## EXERCISE OBJECTIVE
Write out each line in which the string "called" is present.

## RECORD EXCERPTS
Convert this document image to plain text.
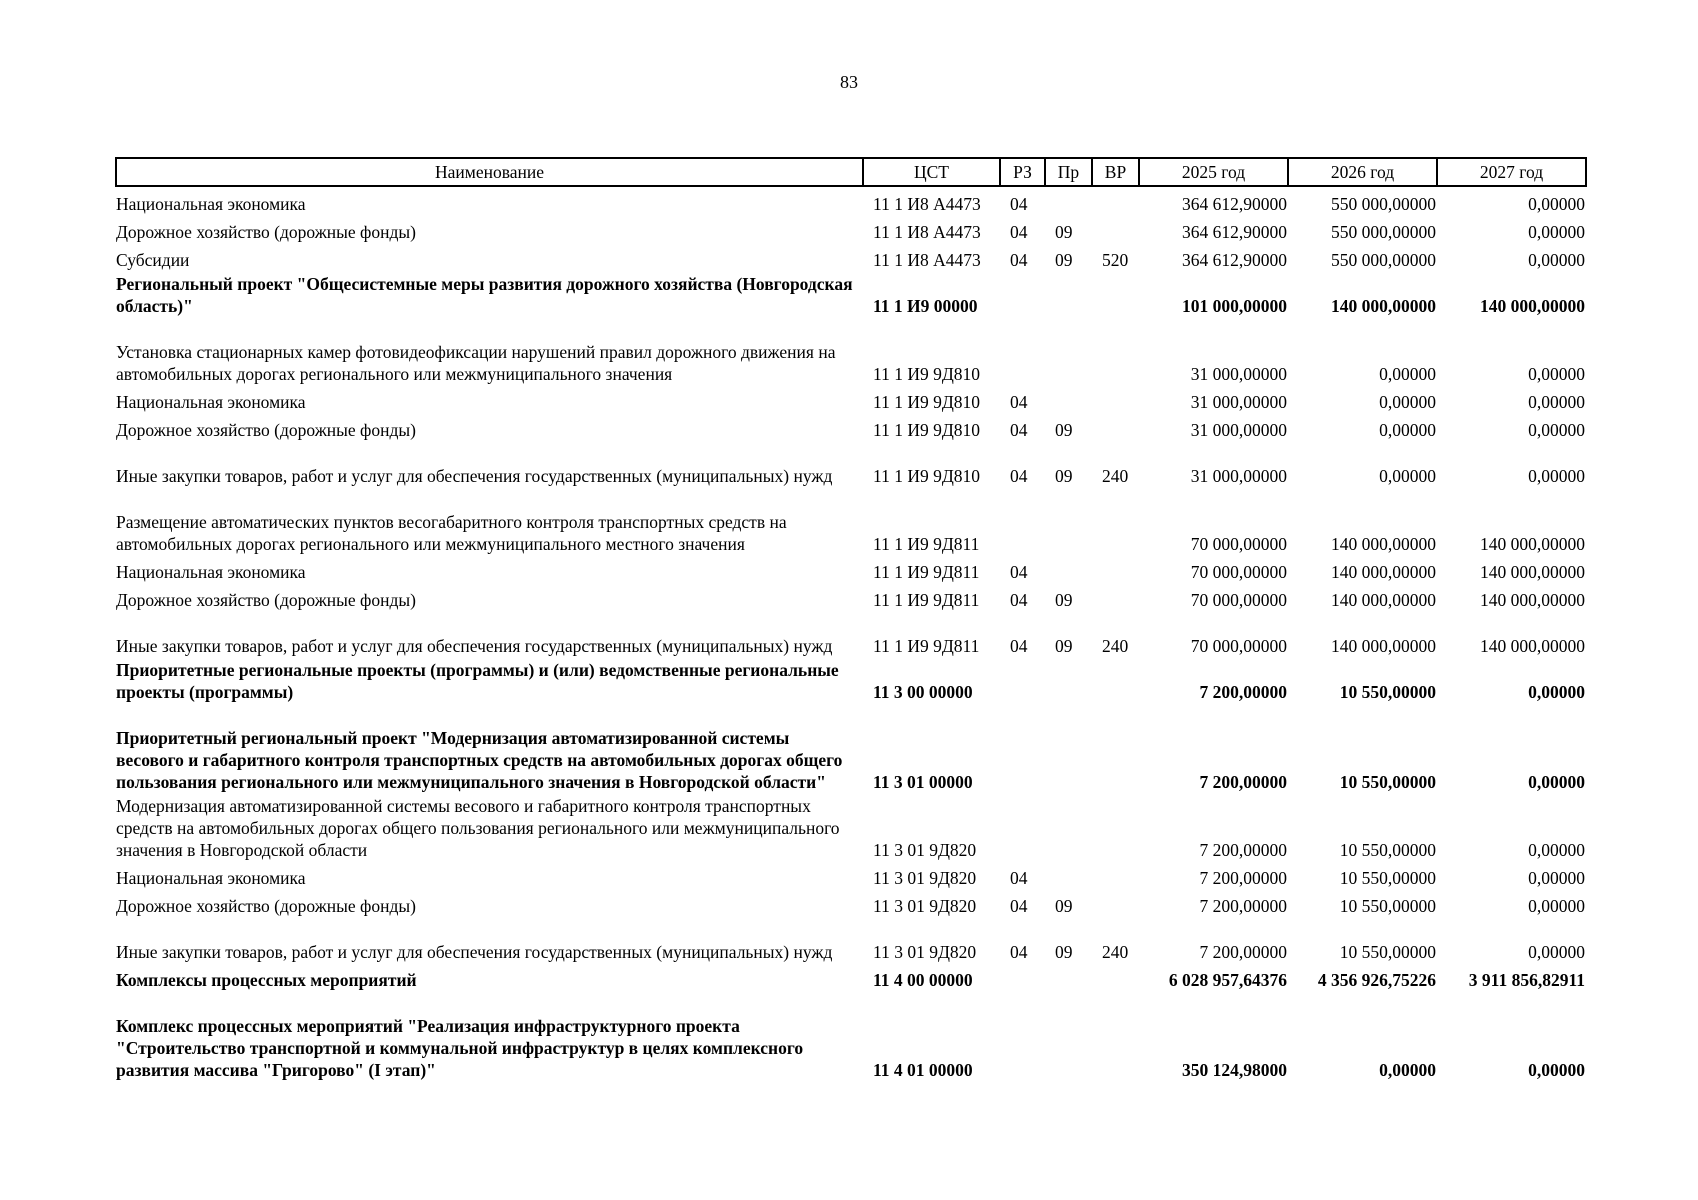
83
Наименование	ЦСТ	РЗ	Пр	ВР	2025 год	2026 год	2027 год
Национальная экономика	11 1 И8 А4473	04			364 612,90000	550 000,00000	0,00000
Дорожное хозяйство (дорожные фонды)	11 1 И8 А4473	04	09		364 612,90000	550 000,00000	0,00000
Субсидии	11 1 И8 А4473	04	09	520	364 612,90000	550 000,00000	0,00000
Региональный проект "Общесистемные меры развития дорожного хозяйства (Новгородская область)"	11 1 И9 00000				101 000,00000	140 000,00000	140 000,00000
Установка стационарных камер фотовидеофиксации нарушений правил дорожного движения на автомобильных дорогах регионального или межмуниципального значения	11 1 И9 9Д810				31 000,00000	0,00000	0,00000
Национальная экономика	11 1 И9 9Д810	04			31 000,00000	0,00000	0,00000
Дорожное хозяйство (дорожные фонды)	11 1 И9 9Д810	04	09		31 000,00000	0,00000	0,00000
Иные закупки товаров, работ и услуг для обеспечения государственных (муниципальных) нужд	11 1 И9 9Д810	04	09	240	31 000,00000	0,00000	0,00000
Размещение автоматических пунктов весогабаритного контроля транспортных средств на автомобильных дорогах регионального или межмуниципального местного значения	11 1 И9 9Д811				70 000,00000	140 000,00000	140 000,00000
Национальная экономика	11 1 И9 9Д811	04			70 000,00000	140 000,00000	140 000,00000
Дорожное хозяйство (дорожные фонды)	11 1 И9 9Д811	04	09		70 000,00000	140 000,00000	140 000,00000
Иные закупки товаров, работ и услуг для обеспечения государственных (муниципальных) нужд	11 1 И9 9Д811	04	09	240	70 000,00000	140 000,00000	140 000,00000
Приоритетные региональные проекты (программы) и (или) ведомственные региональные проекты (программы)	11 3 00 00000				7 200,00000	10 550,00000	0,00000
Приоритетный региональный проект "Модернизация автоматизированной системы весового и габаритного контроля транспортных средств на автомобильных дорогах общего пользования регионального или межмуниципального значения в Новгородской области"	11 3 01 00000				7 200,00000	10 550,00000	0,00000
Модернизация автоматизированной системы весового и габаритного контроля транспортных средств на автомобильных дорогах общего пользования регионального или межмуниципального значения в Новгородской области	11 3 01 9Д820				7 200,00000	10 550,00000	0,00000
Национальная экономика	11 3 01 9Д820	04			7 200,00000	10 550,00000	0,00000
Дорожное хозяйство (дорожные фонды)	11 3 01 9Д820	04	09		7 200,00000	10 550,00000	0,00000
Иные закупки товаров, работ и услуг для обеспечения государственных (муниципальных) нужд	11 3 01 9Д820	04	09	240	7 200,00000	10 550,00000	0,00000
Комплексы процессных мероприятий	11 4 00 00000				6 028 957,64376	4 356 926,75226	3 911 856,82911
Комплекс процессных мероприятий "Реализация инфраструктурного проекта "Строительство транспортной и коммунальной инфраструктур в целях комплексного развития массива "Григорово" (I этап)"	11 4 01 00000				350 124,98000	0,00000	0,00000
==
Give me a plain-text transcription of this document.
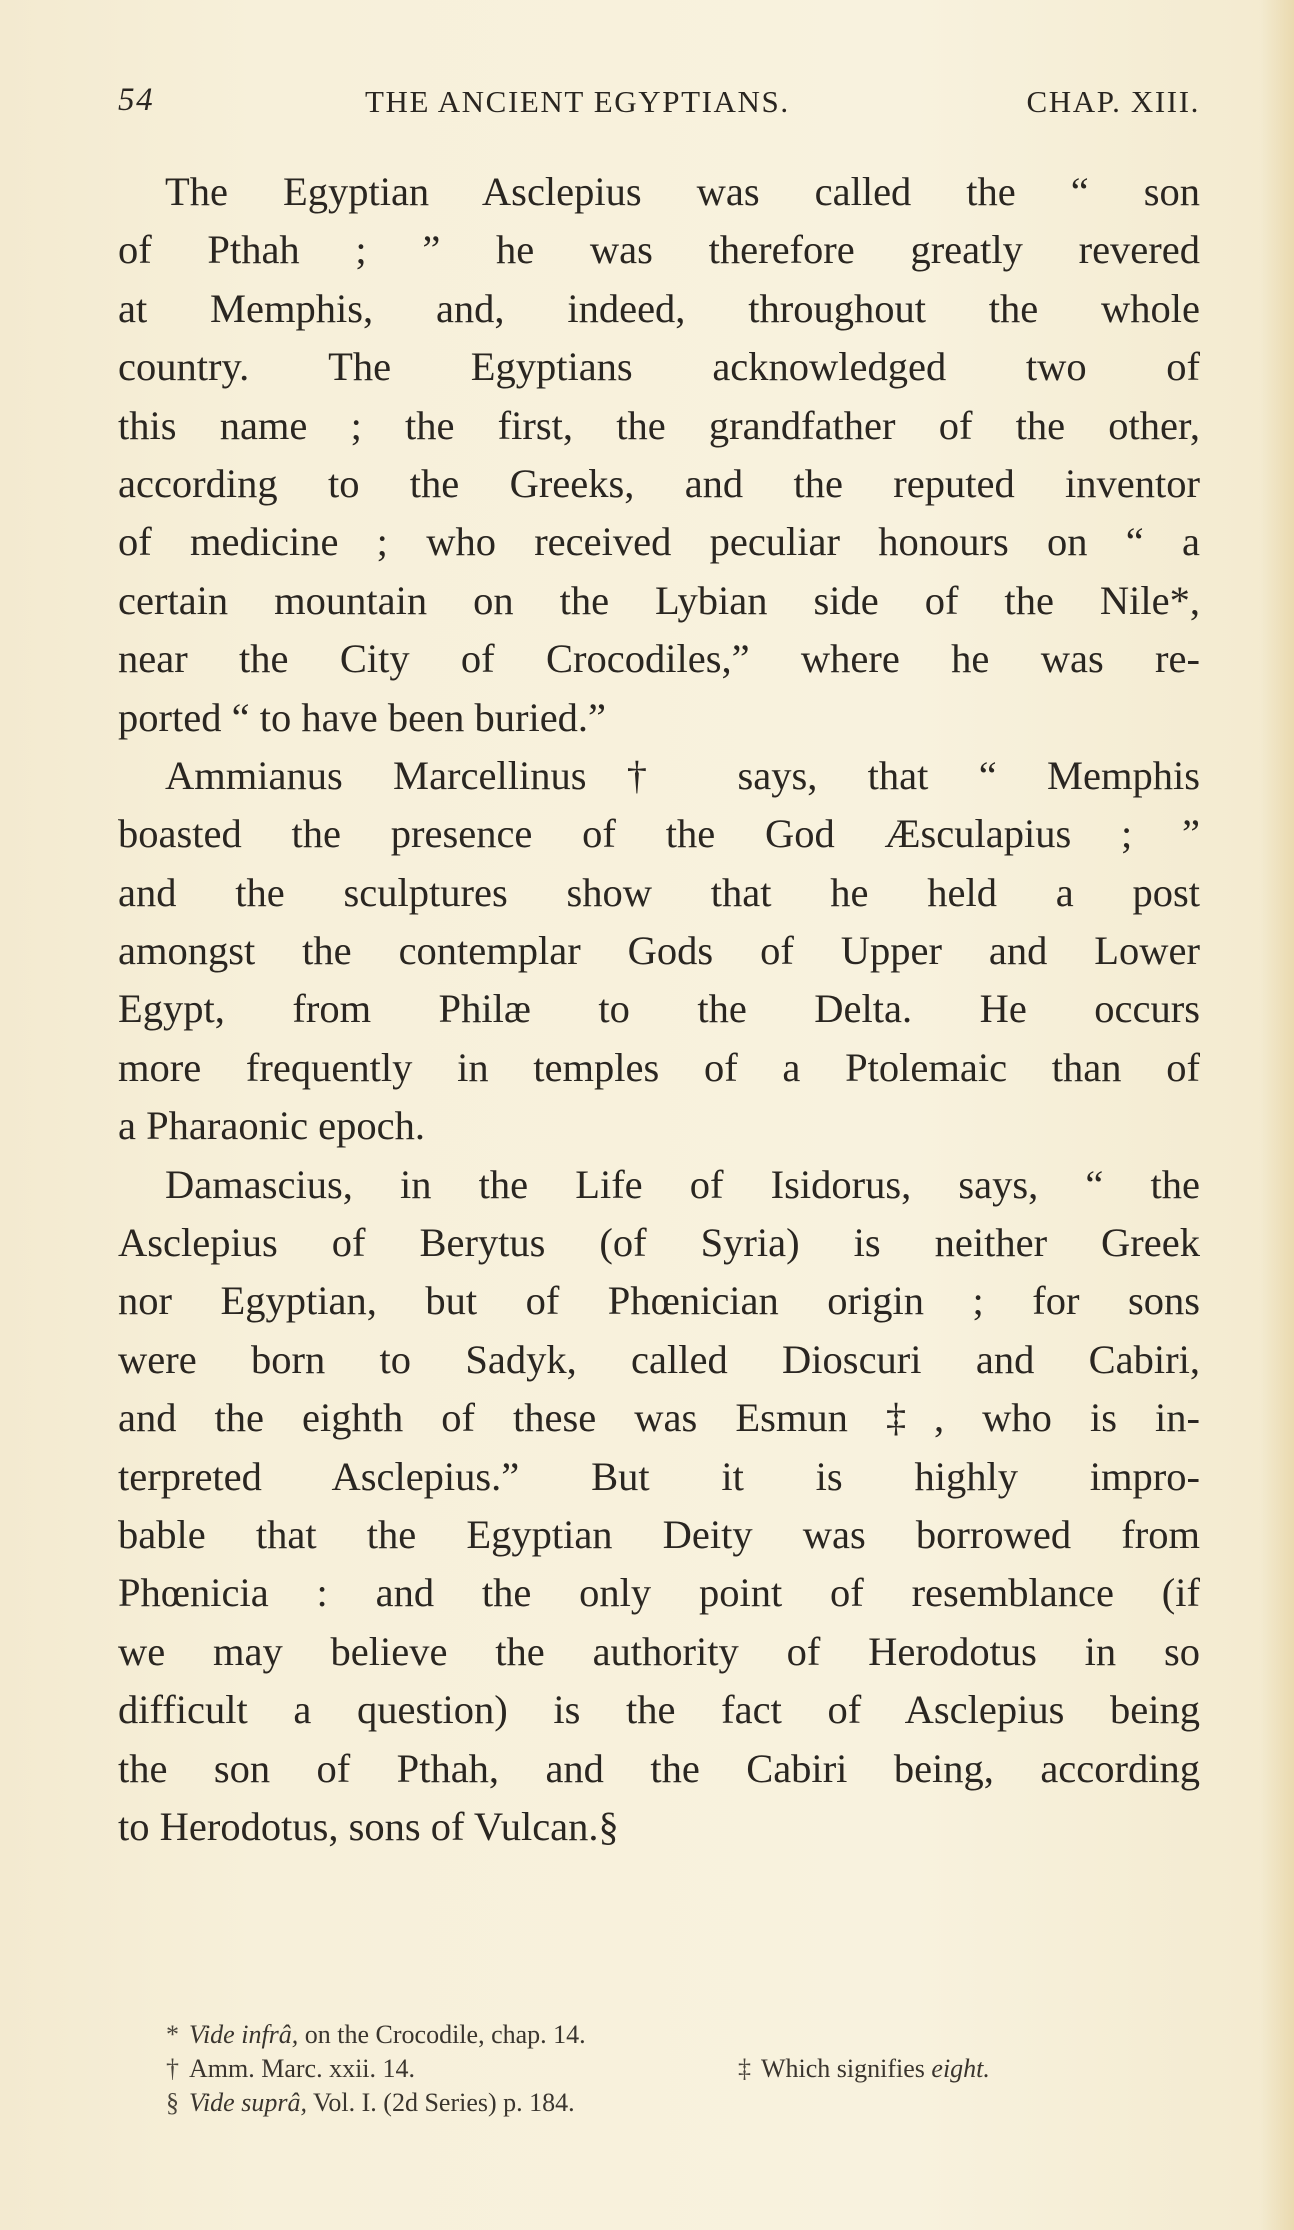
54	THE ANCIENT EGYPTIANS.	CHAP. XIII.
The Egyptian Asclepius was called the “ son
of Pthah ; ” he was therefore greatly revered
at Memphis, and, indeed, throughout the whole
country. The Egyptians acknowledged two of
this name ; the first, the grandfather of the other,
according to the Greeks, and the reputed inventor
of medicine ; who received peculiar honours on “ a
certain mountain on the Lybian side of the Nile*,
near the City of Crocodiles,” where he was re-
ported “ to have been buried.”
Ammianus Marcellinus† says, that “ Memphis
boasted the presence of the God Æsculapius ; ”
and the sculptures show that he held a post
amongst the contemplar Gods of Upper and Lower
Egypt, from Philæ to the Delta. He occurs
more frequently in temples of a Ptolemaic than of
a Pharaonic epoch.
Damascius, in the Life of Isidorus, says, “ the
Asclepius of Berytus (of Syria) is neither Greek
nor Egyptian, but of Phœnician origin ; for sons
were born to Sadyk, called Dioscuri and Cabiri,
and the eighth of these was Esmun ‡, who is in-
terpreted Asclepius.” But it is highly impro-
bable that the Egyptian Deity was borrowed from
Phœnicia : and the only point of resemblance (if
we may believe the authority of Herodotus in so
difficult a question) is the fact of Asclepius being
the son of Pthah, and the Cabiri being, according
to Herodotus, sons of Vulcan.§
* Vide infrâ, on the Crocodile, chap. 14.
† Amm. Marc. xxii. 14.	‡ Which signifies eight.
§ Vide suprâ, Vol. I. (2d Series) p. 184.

## RESPONSE FOR THIS EXERCISE
The Egyptian Asclepius was called the “ son
were born to Sadyk, called Dioscuri and Cabiri,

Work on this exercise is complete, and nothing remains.